### TRECHO DADO:
-=-=-=-=-
Florianópolis não é uma ilha. O pedaço de terra cercado de mar chama-se: Ilha de Santa Catarina e neste contorno tão singular, um desenho pode ser admirado. Este fragmento de terra que se solta do resto-continente, intriga com suas belezas, segredos, folclores, seres fantásticos e bruxas que de uma maneira ou de outra, fazem parte da história, memória e paisagem urbano-cultural deste lugar. Inseridos nesse espaço, estão os corpos dos viventes, cada um à sua maneira. A cidade também é um corpo vivo. Suas ruas e vielas, morros e praias compõe a paisagem mesclada, antes predominantemente, dos índios Carijós da nação Tupi-Guarani mas também pertenceu, segundo registros arqueológicos, a nação índigena Jê (que deu origem aos Xokleng e Kaingang) há pelo menos 5.000 anos atrás.

Foi a partir da admiração e escolha decidida em viver neste espaço amalgamado entre urbanismo e natureza, através de uma observação detalhista da pólis, que este trabalho tomou corpo. Dentro deste contexto, uma questão suscitava a todo instante enquanto percorria cotidianamente as ruas de outras cidades mas principalmente desta: “o que esta frase quer dizer nesta parede?”

Em seus muros e arquitetura, residem a história, urbanidade e desigualdades cravados na carne de Florianópolis. Frases, palavras, signos, desenhos e cores vão compondo as linhas de expressão desta velha senhora resistente ao tempo.  A demarcação do território cidade, revela para além do processo de gentrificação (enobrecimento de área urbana), mostra também o movimento de exclusão de corpos que, propositalmente são tidos como invisíveis, indesejáveis. Nesta perspectiva de cidade-tela, podemos ver seus generosos espaços em branco servindo de corpo-tela, marcando a existência destas vidas e o pertencimento na cidade. Denúncias, declarações de amor, calúnias, gritos, cólera, ironias e toda sorte de afetos estão registrados em suas paredes.
-=-=-=-=-
### DADOS BRUTOS:

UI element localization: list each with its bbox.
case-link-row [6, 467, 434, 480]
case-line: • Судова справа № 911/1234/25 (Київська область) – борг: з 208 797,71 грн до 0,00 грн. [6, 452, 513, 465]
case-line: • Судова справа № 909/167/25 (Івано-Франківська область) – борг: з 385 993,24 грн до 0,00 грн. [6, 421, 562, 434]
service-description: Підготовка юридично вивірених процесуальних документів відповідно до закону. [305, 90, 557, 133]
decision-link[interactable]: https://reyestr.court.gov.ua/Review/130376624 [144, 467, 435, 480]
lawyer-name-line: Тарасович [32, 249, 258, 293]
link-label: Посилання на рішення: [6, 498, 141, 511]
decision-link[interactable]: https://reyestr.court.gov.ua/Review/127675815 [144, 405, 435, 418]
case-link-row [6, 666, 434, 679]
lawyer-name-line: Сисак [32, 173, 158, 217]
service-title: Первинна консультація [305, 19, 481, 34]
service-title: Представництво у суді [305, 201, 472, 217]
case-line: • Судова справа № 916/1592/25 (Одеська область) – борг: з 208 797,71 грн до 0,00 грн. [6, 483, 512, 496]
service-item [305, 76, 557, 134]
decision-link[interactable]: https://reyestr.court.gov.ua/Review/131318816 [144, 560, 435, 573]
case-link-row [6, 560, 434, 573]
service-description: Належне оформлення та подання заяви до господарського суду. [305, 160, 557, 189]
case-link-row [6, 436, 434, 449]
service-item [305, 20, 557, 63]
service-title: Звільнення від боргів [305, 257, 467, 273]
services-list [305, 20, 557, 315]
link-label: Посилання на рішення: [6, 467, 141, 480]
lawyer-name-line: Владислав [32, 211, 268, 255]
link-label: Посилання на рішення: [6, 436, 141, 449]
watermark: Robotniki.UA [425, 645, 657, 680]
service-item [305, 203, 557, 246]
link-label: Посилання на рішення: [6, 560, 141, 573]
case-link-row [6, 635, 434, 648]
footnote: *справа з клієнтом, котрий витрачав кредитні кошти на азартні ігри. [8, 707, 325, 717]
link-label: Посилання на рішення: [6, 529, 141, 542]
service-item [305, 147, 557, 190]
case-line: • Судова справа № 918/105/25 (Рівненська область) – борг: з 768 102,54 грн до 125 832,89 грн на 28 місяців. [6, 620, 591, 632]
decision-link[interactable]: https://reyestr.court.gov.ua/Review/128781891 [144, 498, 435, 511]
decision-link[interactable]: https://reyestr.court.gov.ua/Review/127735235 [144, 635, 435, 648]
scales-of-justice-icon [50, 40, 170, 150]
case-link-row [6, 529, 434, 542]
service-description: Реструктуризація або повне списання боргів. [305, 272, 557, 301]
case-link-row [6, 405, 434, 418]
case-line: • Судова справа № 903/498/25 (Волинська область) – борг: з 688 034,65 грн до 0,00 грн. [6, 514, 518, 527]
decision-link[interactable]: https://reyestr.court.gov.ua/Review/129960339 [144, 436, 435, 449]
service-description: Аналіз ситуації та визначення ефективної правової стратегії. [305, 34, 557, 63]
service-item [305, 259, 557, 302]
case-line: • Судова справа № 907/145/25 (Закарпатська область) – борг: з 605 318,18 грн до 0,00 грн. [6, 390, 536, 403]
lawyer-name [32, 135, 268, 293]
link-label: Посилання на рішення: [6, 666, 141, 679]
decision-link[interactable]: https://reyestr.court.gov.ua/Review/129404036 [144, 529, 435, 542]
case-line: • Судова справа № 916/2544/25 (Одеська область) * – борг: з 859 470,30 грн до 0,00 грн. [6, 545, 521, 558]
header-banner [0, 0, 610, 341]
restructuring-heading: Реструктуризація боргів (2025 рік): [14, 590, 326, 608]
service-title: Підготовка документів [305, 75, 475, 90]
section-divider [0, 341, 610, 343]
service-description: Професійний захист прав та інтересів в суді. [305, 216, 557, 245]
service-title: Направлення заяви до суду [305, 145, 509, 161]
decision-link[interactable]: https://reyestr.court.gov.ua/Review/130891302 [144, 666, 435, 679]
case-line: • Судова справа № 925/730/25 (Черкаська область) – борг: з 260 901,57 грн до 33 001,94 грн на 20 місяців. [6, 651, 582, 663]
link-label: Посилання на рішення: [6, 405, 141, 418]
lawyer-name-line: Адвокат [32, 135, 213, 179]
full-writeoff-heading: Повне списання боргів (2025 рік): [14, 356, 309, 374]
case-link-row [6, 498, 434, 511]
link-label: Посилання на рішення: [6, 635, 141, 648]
-=-=-=-=-
### O QUE FAZER:
1. Diga se cada afirmação combina com o texto sobre Florianópolis, com sim ou não e as palavras exatas do texto que decidem. (a) Florianópolis é uma ilha. (b) Registros arqueológicos apontam a nação Jê no lugar há pelo menos 5.000 anos. (c) A cidade é chamada de corpo vivo.
2. Dê a continuação do texto sobre Florianópolis, começando logo depois da última frase dele.
As linhas não são necessárias para nada aqui.

### RESPOSTAS:
1.
(a) Não: "Florianópolis não é uma ilha."
(b) Sim: "segundo registros arqueológicos, a nação índigena Jê (que deu origem aos Xokleng e Kaingang) há pelo menos 5.000 anos atrás"
(c) Sim: "A cidade também é um corpo vivo."

2.
Sendo assim, podemos pensar que por fora da lógica de consumo, os escritos urbanos diferenciariam-se dos “outdoors” em um detalhe importante, apesar de também serem palavras no corpo da cidade. Estes escritos não passariam pelas mãos das empresas de marketing, nem tampouco, estão à serviço do capital e da lógica neoliberal. As marcas de pertencimento na cidade estão diretamente ligadas com aquilo que os cidadãos não querem saber, não querem se implicar.

Não há, de fato, segregação mais radical do que a que se funda na negação da fala do sujeito. Quando se nega a alguém o direito à fala, lhe é negado o mais fundamental, o reconhecimento simbólico de seu ser em relação ao outros. O sujeito que não pode ter acesso ao vínculo simbólico da fala, seja pela palavra dita, pela escrita ou significada por outros meios, é então um sujeito excluído do vínculo social. Por isso a relação entre os transtornos de linguagem e os fenômenos de segregação nos parece evidente. (Bassols, 2018, p.1).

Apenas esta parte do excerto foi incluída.